Count lines, not occurrences: give the number of lines holding the word "релаксация", and nothing besides.

---+---

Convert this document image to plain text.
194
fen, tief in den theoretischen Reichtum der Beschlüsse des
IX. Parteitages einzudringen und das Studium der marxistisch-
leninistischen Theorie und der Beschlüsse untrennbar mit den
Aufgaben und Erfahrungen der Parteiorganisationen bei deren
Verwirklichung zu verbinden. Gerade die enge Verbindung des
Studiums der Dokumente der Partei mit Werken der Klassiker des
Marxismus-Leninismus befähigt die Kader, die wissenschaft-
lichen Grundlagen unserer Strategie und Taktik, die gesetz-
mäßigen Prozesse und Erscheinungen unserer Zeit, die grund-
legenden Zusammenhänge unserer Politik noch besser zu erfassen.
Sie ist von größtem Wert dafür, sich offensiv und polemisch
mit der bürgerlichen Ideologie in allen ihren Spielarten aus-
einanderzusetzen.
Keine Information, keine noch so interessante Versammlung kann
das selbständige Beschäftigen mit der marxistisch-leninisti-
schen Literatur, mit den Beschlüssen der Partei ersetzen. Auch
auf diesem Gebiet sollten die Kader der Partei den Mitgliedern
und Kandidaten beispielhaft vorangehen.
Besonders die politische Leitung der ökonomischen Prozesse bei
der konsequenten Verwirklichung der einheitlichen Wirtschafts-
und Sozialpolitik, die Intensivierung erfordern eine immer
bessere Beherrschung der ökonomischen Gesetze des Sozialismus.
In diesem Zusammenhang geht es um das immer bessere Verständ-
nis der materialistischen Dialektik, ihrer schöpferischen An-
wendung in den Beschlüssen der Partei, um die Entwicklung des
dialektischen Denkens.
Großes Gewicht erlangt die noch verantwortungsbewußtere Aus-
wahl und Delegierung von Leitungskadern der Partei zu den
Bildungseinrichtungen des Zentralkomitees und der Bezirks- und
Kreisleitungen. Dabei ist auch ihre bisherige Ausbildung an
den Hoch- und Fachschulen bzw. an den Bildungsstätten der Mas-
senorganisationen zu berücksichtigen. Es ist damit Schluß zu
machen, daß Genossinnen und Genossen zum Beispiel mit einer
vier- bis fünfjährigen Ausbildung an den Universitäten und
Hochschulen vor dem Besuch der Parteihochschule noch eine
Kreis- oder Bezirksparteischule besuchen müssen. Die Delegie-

---+---

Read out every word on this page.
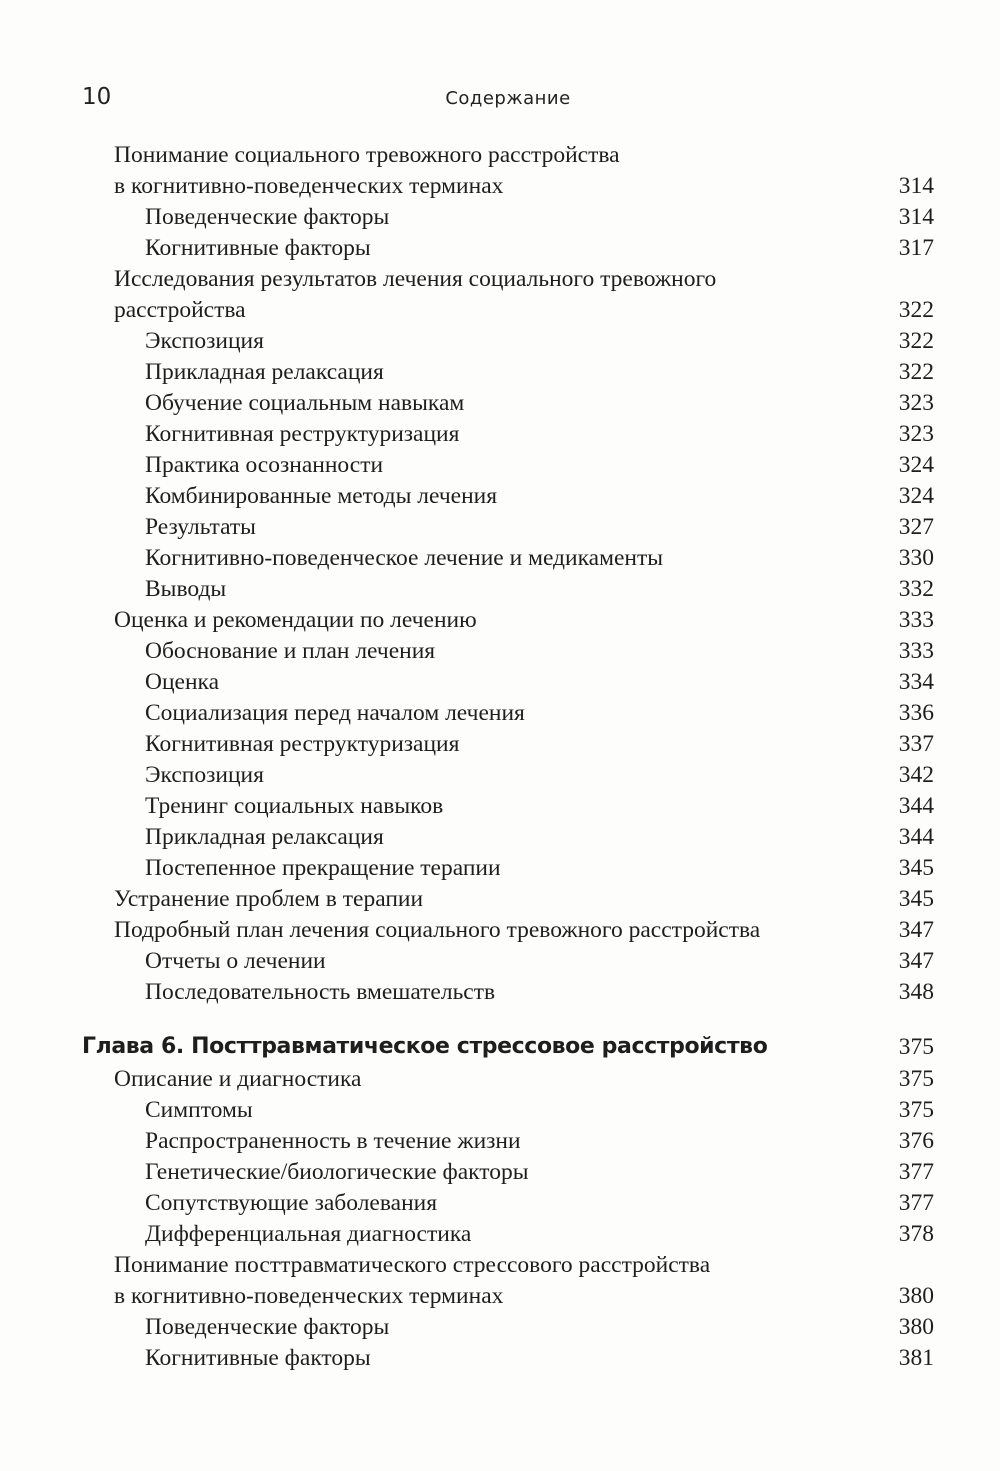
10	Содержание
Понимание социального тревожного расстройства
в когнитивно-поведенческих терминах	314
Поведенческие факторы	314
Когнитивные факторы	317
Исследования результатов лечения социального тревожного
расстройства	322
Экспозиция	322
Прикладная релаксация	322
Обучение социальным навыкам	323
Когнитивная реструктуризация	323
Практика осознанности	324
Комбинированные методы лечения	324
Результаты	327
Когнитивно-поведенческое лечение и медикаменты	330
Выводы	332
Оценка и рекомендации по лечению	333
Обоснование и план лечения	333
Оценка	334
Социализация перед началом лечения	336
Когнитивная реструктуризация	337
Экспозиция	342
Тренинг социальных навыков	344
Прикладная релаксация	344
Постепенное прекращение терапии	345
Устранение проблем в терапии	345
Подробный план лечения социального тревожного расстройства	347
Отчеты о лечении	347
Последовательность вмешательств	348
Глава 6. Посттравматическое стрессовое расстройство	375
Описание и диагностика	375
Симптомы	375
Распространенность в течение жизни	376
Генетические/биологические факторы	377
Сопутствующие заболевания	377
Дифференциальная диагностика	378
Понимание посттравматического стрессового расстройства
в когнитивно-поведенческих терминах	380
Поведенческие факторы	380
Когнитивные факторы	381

---+---

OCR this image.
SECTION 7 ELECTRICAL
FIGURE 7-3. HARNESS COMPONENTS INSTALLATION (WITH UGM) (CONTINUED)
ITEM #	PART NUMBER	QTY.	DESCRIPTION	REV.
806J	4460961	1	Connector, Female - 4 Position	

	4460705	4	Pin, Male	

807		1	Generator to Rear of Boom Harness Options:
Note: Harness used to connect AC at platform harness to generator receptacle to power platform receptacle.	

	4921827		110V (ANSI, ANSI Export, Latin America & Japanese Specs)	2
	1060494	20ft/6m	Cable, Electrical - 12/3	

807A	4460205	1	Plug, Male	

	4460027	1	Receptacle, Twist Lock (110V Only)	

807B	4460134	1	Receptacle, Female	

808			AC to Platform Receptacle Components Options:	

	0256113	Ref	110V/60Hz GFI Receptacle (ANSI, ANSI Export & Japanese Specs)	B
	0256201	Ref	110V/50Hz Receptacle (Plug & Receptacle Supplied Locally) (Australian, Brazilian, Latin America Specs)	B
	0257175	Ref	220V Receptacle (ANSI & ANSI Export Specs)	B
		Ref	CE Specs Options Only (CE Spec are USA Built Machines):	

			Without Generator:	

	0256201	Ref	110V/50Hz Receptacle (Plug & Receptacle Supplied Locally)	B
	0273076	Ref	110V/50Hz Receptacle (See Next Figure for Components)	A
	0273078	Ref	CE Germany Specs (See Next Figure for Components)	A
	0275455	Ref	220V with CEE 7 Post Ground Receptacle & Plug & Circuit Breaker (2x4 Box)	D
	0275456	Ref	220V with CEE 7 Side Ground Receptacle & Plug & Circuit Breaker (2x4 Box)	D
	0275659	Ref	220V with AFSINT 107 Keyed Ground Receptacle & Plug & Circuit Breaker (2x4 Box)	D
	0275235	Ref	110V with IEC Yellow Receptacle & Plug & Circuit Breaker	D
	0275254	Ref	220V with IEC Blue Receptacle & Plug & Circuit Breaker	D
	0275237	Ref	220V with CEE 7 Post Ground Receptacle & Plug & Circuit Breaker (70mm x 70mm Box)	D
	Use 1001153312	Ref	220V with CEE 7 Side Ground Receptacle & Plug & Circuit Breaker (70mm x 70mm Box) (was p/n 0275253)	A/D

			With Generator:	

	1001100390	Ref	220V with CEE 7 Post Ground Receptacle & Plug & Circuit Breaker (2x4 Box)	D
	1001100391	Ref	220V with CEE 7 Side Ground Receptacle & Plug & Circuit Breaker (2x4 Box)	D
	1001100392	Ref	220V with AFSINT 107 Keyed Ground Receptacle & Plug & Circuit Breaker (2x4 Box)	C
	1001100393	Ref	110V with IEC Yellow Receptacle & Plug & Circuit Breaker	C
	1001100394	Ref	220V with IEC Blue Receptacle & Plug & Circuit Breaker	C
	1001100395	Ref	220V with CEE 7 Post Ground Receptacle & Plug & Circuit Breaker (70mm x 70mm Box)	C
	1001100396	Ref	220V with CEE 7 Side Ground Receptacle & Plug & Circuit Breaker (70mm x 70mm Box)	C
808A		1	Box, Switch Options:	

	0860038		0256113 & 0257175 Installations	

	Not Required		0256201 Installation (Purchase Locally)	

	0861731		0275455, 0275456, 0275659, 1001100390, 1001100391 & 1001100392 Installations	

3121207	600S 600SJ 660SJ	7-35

---+---

**Answer to this exercise**
2